REQUIRED TASK A: Reproduce the records word for word, starting at their first line and ending with the line that contains "legend-swatch-expenses (18, 75, 29, 86)".

QUOTED TEXT:
** Begin **
(Related to the Apply the Concept on page 1071 ) An article on usatoday.com included the following two observations: First, "Chinese companies and individuals have begun to invest more heavily outside the country." Second, "The yuan has dropped nearly 7 percent against the dollar so far this year. The Chinese government has responded by draining its foreign exchange reserves to buy yuan, hoping to slow the currency's fall." a. Is there a connection between Chinese companies and individuals investing more heavily outside the country and the drop in the yuan? Briefly explain. b. Why might the Chinese government want to slow the fall in the yuan? c. Why would the Chinese government have to drain its foreign exchange reserves to slow the fall in the yuan?

Short Answer

Expert verified
Chinese companies and individuals investing more heavily outside China can lead to a drop in the value of the yuan as they sell yuan to buy foreign currencies. The Chinese government may want to intervene to slow the fall of the yuan for economic stability and maintaining domestic and international trust. It uses its foreign exchange reserves to buy the yuan, thus bolstering its value.

Step by step solution

01

Connection between Investments and Currency Value

Yes, there is a connection. When Chinese companies and individuals invest more heavily outside the country, they may sell their yuan to buy foreign currencies to make these investments. This increase in the supply of yuan versus demand can result in a depreciation of the yuan against these currencies, thus causing a drop in its value.
** End **
REQUIRED TASK B: According to the text on the yuan, how much had the yuan dropped against the dollar so far that year?

MATERIAL PROVIDED:
** Begin **
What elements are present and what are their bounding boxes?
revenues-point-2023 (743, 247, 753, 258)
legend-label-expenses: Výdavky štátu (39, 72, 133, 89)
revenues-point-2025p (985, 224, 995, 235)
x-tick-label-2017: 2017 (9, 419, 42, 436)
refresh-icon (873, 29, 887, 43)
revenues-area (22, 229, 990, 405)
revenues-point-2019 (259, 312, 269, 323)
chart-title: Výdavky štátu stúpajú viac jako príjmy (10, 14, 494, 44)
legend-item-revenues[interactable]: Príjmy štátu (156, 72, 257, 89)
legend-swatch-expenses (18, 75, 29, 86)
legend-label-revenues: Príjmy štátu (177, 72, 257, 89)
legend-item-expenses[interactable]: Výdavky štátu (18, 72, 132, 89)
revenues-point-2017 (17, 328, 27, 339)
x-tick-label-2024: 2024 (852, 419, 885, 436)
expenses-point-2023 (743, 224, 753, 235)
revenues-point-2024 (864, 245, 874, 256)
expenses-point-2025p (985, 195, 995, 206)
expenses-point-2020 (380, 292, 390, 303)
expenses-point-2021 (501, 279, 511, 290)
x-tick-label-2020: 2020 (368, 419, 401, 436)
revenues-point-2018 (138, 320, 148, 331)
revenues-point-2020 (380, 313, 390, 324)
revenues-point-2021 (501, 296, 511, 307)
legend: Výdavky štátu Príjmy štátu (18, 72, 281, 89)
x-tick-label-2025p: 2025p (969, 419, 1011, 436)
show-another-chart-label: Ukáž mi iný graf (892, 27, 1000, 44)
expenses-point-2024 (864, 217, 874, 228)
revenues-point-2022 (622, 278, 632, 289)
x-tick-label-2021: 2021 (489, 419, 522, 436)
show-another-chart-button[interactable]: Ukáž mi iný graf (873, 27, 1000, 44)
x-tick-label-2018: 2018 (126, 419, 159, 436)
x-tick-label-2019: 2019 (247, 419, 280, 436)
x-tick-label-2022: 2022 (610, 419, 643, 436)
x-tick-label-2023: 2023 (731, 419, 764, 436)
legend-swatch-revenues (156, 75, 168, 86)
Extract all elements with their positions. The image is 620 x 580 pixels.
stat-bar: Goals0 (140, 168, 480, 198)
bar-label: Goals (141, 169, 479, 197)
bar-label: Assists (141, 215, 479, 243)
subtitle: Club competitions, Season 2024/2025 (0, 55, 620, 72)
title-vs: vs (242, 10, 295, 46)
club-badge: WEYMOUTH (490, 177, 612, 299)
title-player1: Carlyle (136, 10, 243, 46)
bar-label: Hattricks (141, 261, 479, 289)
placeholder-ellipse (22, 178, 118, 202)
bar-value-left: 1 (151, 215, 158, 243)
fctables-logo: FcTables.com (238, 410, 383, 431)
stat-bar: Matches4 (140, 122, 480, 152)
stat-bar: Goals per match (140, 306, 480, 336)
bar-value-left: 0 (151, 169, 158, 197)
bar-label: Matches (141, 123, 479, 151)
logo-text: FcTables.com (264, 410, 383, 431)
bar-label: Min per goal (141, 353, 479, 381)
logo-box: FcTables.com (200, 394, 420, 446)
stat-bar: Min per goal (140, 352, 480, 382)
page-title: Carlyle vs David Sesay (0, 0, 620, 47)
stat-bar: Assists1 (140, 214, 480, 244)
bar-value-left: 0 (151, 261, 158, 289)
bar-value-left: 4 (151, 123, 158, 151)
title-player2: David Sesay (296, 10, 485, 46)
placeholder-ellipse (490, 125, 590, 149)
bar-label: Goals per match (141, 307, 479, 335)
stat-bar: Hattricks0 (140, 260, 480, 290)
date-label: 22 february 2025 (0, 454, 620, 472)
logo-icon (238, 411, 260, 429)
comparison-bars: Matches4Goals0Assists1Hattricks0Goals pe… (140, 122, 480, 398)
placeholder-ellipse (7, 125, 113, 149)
** End **
EXERCISE RESULT A:
What elements are present and what are their bounding boxes?
revenues-point-2023 (743, 247, 753, 258)
legend-label-expenses: Výdavky štátu (39, 72, 133, 89)
revenues-point-2025p (985, 224, 995, 235)
x-tick-label-2017: 2017 (9, 419, 42, 436)
refresh-icon (873, 29, 887, 43)
revenues-area (22, 229, 990, 405)
revenues-point-2019 (259, 312, 269, 323)
chart-title: Výdavky štátu stúpajú viac jako príjmy (10, 14, 494, 44)
legend-item-revenues[interactable]: Príjmy štátu (156, 72, 257, 89)
legend-swatch-expenses (18, 75, 29, 86)

EXERCISE RESULT B: Nearly 7 percent.